§ Okuma metni
· · ·

TÜRKİYE’nin bunların döneminde nerelere geldiğini, nerelere sürüklendiğini ve her âlânda hangi kafalara emanet edildiğini iyi görmek gerekiyor. Antalya’da Muratpaşa İlçe Milli Eğitim Müdürü olan Erdem Kaya isimli şahıs, toplantıda okul müdürlerine direktif veriyor:
“Cinsel istismar gibi durumlarla karşılaşılmaması için (öğretmenlerle öğrenciler arasındaki) mesafe bir metreden az olmayacaktır!”
Muratpaşa Lisesi müdürü olan İlhamı Kotan isimli şahıs da bu uyanları ciddiye alp, okuldaki ‘tüm öğretmenlere yazılı olarak tebliğ‘ ediyor…
Niçin!..
Çünkü her öğretmen tacizci her öğrenci tacize açık!.. Örneğin öğretmen kız öğrencisine konuşurken bir metreden daha yakınsa dayanamayıp kızın üzerine saldıracak, ellemeye mellemeye başlayacak!
Erkek öğrencisi ile arasında bir metreden az mesafe varsa, o takdirde eşcinsel olduğu iddia edilecek!..

· · ·

§ Kayıtlı satırlar
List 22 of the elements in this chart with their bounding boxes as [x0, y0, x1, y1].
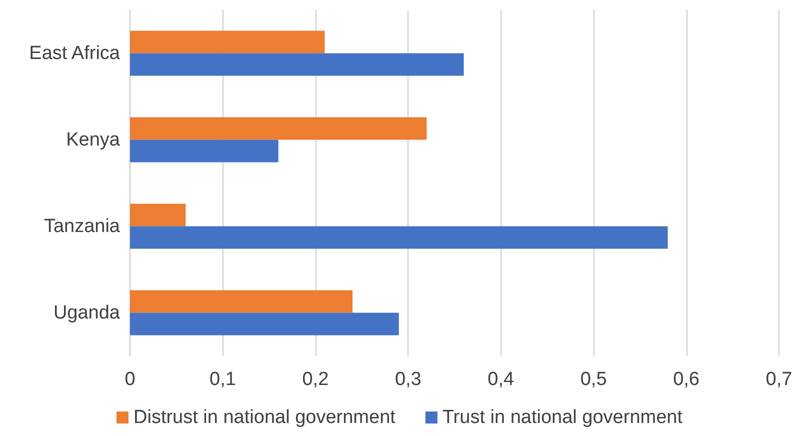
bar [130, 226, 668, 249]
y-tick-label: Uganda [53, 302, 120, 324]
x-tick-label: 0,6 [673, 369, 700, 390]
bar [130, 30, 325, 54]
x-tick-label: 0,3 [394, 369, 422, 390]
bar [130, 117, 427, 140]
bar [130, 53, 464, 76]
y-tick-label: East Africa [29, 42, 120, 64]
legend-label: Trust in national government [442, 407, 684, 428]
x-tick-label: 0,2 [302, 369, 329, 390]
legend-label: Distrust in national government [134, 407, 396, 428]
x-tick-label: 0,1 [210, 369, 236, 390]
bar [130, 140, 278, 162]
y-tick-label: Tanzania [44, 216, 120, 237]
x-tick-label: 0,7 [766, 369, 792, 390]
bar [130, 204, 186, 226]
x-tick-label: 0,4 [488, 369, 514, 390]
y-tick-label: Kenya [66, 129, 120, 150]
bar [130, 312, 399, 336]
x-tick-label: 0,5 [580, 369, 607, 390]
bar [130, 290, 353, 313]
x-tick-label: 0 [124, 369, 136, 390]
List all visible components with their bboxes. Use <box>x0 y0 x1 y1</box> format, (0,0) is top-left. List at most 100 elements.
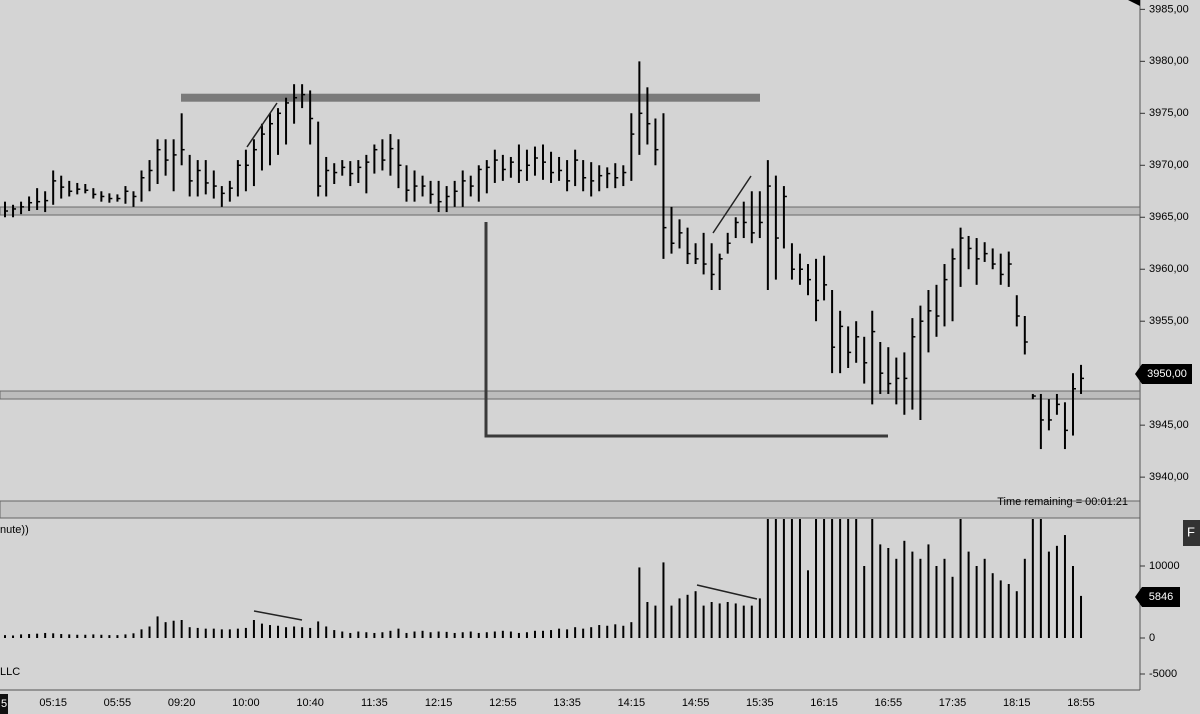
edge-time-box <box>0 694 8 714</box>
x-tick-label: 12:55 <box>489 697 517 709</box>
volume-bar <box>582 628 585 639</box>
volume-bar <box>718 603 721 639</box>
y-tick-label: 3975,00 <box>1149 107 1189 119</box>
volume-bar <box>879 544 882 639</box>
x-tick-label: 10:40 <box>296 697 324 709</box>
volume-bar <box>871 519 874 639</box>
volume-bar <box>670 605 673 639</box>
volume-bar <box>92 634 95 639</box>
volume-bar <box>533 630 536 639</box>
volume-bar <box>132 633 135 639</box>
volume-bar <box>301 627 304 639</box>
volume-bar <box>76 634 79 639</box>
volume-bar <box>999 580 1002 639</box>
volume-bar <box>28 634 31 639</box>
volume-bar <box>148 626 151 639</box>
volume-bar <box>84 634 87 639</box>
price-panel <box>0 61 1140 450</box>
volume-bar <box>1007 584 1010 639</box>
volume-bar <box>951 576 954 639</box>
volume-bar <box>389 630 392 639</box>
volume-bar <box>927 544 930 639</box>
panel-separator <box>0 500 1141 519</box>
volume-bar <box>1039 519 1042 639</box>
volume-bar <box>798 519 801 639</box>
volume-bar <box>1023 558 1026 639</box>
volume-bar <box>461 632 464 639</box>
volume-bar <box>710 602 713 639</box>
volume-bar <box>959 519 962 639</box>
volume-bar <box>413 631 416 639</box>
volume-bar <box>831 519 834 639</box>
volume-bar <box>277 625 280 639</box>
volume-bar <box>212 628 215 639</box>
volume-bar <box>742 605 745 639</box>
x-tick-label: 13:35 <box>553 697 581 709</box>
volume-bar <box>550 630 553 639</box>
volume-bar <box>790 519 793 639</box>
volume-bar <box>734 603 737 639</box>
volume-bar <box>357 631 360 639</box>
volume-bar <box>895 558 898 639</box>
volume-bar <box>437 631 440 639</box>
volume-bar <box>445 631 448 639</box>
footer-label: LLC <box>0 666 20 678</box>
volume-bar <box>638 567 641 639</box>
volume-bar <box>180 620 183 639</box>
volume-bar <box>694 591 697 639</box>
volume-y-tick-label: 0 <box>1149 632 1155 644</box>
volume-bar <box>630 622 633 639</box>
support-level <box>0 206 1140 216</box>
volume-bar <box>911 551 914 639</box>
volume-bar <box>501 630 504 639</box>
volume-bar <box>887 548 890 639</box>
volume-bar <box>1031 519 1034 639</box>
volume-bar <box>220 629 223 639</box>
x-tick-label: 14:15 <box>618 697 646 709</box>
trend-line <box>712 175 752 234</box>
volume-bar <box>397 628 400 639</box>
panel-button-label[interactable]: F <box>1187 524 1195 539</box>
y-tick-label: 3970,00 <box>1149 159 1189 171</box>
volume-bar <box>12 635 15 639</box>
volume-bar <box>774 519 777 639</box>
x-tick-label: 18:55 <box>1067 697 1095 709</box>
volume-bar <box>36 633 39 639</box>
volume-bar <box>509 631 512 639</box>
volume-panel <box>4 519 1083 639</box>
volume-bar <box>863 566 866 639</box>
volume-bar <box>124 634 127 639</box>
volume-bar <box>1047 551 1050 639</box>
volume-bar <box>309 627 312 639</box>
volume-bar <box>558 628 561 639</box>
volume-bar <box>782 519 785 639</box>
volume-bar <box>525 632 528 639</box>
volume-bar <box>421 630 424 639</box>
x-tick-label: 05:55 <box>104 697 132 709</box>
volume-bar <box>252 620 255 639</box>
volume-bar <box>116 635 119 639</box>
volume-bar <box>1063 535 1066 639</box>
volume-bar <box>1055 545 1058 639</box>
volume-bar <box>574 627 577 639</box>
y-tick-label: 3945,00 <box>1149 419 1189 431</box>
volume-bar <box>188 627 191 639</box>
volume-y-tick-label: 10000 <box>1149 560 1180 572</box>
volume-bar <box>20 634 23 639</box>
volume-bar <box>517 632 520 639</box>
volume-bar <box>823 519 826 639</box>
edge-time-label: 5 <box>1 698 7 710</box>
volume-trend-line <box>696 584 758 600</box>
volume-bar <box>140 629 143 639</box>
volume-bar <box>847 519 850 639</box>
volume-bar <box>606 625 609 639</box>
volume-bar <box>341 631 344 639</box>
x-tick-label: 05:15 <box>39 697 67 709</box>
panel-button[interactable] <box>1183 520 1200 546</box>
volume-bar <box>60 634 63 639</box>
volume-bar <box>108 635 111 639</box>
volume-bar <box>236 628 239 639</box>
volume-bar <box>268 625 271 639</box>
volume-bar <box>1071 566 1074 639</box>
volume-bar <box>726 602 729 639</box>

· · ·

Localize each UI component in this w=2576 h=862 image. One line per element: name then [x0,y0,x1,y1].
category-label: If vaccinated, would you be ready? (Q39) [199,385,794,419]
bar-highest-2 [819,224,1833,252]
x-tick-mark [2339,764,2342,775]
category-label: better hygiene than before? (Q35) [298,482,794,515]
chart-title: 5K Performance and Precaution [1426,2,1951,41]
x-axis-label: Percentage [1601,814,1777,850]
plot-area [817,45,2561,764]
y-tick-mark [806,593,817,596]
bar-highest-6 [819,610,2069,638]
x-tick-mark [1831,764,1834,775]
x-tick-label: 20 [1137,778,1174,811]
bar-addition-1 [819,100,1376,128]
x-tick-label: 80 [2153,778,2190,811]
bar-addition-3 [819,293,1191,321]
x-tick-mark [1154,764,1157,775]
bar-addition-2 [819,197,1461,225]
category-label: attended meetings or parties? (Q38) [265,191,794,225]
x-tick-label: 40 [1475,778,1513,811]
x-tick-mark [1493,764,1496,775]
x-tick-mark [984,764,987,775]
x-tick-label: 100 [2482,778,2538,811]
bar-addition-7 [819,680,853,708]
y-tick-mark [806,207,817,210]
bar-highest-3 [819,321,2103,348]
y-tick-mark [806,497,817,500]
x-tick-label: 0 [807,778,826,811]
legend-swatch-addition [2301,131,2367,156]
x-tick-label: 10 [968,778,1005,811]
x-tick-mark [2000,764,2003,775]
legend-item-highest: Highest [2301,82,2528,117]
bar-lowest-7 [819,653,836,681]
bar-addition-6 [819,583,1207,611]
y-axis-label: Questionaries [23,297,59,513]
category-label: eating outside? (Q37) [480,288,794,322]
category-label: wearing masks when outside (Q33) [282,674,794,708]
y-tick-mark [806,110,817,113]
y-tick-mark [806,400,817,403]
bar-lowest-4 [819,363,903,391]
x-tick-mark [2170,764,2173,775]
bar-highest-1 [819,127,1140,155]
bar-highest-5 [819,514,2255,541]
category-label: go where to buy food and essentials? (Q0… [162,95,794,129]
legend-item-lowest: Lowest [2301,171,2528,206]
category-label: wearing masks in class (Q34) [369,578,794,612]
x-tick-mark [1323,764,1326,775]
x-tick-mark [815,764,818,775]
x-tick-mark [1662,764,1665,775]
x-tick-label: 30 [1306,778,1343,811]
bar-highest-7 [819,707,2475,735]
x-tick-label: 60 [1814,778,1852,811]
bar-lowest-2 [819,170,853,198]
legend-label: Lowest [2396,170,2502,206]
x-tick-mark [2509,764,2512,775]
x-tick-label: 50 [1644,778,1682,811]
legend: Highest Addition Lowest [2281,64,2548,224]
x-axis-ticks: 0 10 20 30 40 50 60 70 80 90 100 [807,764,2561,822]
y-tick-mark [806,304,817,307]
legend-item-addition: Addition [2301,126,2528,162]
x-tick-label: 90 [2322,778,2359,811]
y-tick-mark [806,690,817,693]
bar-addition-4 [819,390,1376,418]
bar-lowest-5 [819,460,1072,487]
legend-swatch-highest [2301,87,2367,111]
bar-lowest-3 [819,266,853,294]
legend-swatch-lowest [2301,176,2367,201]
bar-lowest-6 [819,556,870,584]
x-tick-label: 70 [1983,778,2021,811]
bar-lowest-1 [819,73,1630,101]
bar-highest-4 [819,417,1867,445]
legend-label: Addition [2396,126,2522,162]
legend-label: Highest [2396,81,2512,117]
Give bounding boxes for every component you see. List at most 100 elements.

· · ·

§ Görev
Okuma metninden "Çünkü her öğretmen" sözlerinin geçtiği yerden başlayıp "olduğu iddia edilecek!.." sözlerinden sonra biten kısmı hiç değiştirmeden kopyalayın. Liste, okuma metniyle ilgili değildir.

§ Sonuç
Çünkü her öğretmen tacizci her öğrenci tacize açık!.. Örneğin öğretmen kız öğrencisine konuşurken bir metreden daha yakınsa dayanamayıp kızın üzerine saldıracak, ellemeye mellemeye başlayacak!
Erkek öğrencisi ile arasında bir metreden az mesafe varsa, o takdirde eşcinsel olduğu iddia edilecek!..